• [Instruction] Across all the lines below, how many contain the string "Klempt"? Please reply with the number only.

:: Supplied material ::

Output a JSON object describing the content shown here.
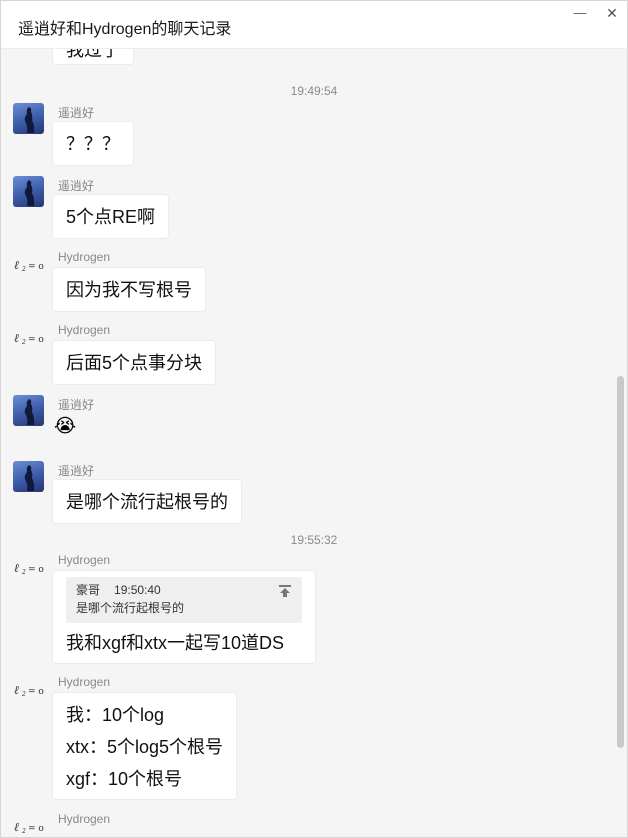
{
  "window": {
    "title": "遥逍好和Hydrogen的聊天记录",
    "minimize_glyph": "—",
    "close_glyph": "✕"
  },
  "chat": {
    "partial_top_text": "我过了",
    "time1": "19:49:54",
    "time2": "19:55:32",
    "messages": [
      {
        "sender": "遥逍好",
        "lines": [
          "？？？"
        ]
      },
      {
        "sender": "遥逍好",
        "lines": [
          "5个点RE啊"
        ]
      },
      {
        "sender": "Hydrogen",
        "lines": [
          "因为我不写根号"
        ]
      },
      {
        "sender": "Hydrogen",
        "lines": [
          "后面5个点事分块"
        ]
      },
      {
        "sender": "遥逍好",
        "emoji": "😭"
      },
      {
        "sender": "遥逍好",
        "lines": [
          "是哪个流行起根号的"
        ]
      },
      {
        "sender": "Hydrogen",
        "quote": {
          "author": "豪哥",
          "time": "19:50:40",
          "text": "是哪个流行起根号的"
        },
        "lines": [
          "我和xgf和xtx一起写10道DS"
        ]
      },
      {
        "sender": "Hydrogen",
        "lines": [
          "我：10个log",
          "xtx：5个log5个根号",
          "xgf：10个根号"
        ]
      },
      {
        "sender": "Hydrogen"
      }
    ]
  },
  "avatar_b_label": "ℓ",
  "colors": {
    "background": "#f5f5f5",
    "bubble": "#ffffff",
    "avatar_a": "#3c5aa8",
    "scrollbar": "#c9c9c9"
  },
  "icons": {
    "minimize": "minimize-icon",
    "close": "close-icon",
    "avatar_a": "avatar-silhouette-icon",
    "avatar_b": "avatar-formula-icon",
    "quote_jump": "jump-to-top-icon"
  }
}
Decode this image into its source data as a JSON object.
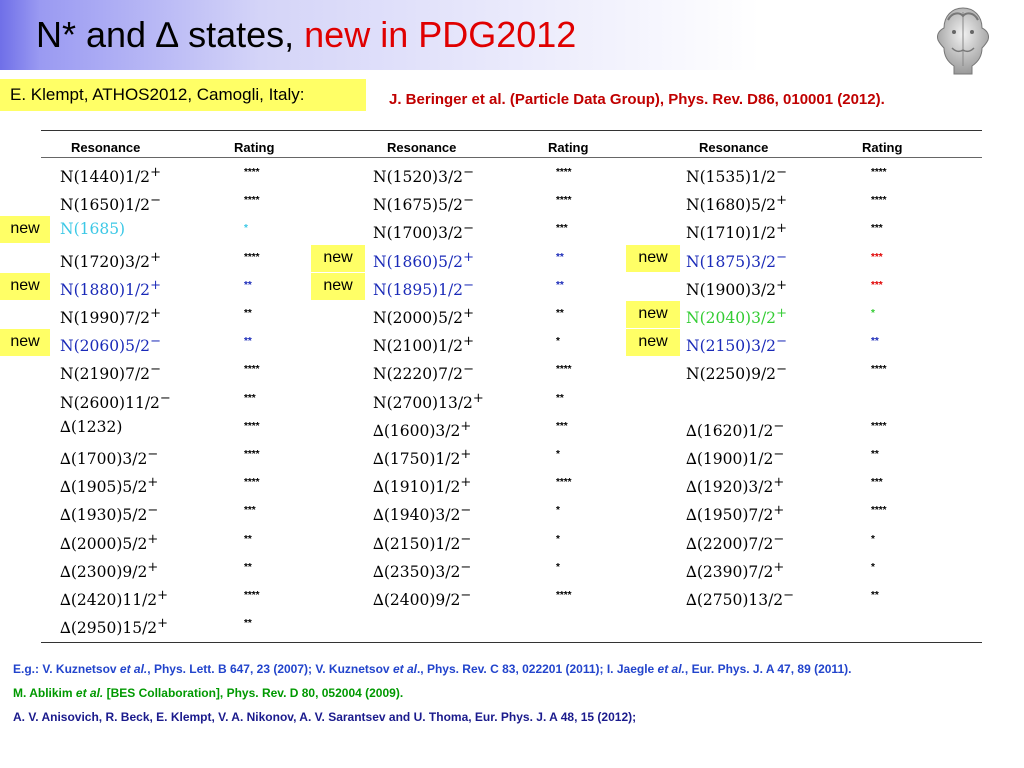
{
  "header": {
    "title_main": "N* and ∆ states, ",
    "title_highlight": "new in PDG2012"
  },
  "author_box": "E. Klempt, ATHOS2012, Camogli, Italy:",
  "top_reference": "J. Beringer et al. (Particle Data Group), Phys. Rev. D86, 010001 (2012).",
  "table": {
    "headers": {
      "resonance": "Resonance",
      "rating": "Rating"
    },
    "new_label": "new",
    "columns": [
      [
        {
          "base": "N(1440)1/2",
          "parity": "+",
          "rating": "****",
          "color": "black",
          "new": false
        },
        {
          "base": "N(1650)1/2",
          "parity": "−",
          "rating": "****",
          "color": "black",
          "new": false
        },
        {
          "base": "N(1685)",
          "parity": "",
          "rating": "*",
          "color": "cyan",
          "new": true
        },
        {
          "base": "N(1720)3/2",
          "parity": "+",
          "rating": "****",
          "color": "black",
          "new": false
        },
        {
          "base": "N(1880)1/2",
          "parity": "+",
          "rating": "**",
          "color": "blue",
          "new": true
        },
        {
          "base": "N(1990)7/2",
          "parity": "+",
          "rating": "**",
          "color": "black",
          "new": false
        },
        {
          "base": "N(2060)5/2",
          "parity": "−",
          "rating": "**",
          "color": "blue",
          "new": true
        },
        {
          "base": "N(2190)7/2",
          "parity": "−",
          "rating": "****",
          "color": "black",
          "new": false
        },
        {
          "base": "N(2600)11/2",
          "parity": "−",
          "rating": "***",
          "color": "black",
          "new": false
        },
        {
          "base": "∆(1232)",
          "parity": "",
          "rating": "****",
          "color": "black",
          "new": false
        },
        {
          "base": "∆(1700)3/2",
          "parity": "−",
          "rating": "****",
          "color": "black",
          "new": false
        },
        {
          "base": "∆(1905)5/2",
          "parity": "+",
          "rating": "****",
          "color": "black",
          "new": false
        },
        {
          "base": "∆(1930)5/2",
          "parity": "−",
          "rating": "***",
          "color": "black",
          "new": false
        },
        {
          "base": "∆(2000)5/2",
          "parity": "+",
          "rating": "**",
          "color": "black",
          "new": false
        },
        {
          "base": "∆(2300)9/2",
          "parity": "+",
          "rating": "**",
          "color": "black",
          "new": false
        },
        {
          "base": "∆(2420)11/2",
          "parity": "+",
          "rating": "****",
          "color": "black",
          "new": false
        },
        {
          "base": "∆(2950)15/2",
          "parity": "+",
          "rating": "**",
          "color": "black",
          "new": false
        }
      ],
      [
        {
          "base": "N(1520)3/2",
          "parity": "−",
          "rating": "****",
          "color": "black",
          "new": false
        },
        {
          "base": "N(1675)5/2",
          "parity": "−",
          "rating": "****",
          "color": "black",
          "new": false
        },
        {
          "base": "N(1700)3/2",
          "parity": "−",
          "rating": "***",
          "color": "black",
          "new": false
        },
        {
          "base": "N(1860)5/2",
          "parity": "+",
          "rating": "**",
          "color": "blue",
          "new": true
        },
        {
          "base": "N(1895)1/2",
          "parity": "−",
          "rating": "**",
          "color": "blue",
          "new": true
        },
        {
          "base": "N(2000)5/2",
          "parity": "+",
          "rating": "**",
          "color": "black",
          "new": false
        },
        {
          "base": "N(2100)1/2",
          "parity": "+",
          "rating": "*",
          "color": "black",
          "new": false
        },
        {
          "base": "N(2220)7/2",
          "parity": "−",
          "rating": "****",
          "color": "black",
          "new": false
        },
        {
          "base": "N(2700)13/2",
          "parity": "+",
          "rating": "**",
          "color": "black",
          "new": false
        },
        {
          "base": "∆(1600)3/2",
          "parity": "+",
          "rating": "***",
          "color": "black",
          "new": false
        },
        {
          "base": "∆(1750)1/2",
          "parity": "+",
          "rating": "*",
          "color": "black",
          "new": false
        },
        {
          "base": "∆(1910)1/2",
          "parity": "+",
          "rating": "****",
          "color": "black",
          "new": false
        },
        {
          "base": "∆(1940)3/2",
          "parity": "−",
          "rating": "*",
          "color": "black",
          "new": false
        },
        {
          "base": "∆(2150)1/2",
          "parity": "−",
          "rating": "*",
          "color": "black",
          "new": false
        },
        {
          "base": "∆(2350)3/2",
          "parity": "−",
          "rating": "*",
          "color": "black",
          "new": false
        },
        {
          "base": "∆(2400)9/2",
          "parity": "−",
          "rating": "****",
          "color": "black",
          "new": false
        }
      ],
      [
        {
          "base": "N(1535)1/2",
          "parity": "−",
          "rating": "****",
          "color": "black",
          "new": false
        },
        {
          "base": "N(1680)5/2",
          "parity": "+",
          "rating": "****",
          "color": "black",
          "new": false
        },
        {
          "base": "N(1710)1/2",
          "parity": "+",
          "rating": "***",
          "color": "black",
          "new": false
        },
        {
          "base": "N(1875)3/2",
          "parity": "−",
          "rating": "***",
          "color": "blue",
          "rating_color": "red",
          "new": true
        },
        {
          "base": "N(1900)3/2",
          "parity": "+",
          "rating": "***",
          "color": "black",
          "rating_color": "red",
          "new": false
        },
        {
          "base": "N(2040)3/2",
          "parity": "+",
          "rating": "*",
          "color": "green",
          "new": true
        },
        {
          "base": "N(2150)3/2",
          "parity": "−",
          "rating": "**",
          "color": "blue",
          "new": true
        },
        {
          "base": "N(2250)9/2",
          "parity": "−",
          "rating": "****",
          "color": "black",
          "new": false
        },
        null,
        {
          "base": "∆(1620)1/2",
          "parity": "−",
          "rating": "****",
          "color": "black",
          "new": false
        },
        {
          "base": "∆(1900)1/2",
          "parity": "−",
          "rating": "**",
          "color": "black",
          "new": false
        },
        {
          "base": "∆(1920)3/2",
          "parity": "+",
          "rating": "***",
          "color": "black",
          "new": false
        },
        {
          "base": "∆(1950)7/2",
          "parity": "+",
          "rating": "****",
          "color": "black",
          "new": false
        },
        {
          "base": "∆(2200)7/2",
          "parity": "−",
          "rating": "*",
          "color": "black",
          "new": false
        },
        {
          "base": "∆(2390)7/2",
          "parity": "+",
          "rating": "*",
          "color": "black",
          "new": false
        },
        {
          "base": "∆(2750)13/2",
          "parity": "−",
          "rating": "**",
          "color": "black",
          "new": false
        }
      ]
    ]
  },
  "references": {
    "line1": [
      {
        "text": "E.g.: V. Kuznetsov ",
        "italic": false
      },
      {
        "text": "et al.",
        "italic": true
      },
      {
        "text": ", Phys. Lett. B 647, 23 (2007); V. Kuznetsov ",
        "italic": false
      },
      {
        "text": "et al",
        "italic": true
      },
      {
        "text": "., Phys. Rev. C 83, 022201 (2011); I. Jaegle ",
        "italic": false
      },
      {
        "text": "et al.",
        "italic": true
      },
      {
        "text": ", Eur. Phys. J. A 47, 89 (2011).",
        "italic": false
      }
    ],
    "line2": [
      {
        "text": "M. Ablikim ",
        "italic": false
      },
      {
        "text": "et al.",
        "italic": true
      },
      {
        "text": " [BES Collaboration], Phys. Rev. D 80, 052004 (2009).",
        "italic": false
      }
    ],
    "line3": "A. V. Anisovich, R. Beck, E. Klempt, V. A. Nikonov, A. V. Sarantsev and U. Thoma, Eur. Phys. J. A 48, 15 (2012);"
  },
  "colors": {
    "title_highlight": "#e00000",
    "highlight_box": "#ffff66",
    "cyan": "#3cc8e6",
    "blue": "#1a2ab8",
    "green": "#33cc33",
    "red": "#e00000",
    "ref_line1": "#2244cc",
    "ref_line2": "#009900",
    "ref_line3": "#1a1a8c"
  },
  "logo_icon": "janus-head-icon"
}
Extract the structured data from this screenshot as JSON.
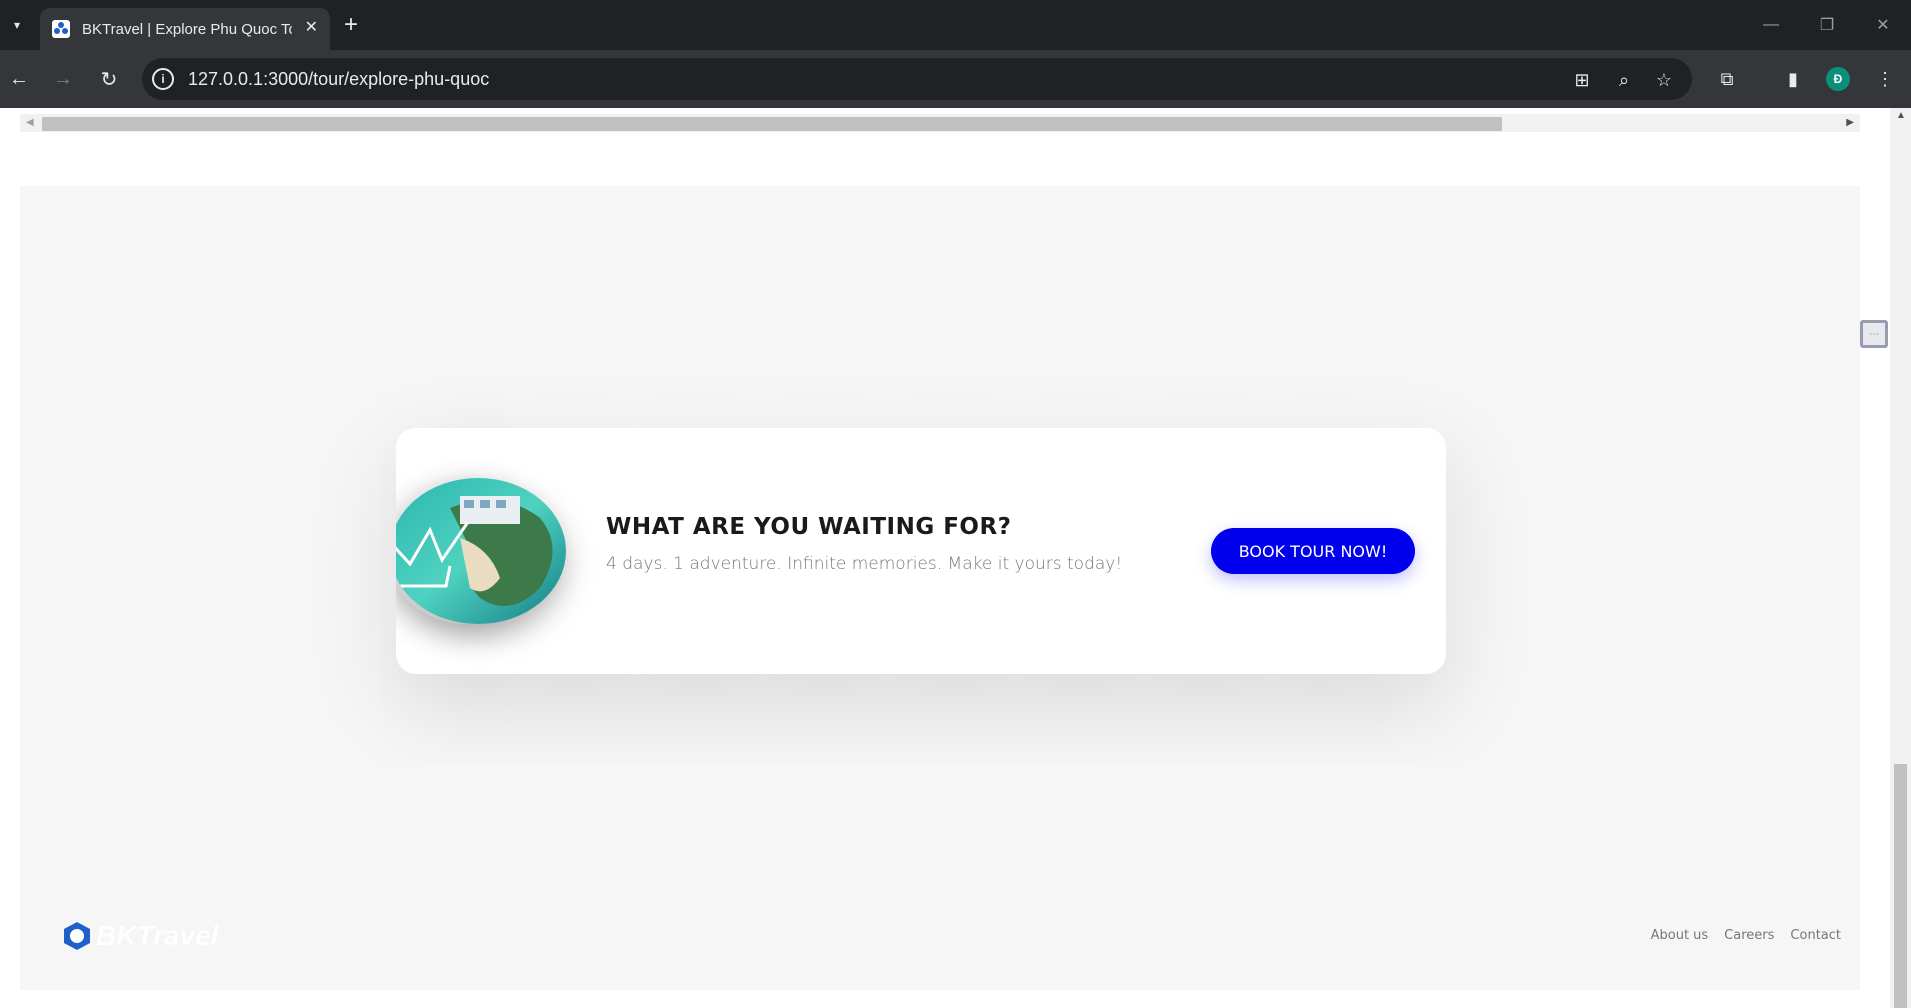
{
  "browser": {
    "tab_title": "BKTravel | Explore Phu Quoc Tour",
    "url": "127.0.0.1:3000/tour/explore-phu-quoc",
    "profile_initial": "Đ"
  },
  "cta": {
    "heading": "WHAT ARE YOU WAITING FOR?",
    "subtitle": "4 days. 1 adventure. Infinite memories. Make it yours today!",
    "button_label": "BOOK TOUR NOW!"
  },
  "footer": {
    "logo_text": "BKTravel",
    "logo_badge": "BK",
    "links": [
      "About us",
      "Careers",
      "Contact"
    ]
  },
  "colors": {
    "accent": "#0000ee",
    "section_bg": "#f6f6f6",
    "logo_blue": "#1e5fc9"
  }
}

:::

• [Answer] 2